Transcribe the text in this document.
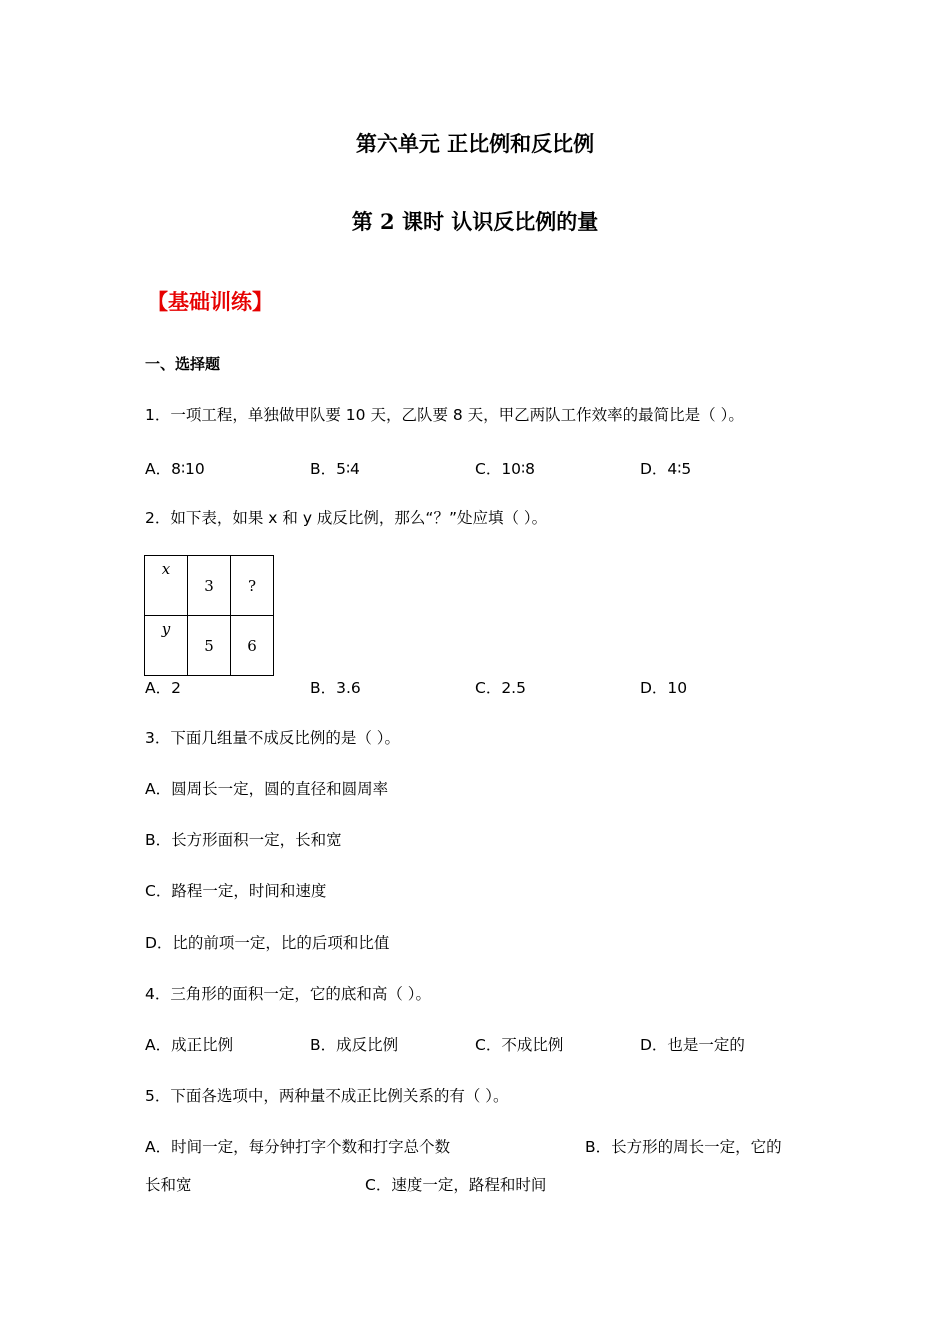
第六单元 正比例和反比例
第 2 课时 认识反比例的量
【基础训练】
一、选择题
1．一项工程，单独做甲队要 10 天，乙队要 8 天，甲乙两队工作效率的最简比是（ ）。
A．8∶10	B．5∶4	C．10∶8	D．4∶5
2．如下表，如果 x 和 y 成反比例，那么“？”处应填（ ）。
x	3	?
y	5	6
A．2	B．3.6	C．2.5	D．10
3．下面几组量不成反比例的是（ ）。
A．圆周长一定，圆的直径和圆周率
B．长方形面积一定，长和宽
C．路程一定，时间和速度
D．比的前项一定，比的后项和比值
4．三角形的面积一定，它的底和高（ ）。
A．成正比例	B．成反比例	C．不成比例	D．也是一定的
5．下面各选项中，两种量不成正比例关系的有（ ）。
A．时间一定，每分钟打字个数和打字总个数	B．长方形的周长一定，它的
长和宽	C．速度一定，路程和时间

^^^^

■ **WHAT YOU ARE ASKED TO DO**
Omit every image. Quote each record exactly.

■ **COMPLETED EXERCISE**
Transcribe the text in this document.
第六单元 正比例和反比例
第 2 课时 认识反比例的量
【基础训练】
一、选择题
1．一项工程，单独做甲队要 10 天，乙队要 8 天，甲乙两队工作效率的最简比是（ ）。
A．8∶10	B．5∶4	C．10∶8	D．4∶5
2．如下表，如果 x 和 y 成反比例，那么“？”处应填（ ）。
x	3	?
y	5	6
A．2	B．3.6	C．2.5	D．10
3．下面几组量不成反比例的是（ ）。
A．圆周长一定，圆的直径和圆周率
B．长方形面积一定，长和宽
C．路程一定，时间和速度
D．比的前项一定，比的后项和比值
4．三角形的面积一定，它的底和高（ ）。
A．成正比例	B．成反比例	C．不成比例	D．也是一定的
5．下面各选项中，两种量不成正比例关系的有（ ）。
A．时间一定，每分钟打字个数和打字总个数	B．长方形的周长一定，它的
长和宽	C．速度一定，路程和时间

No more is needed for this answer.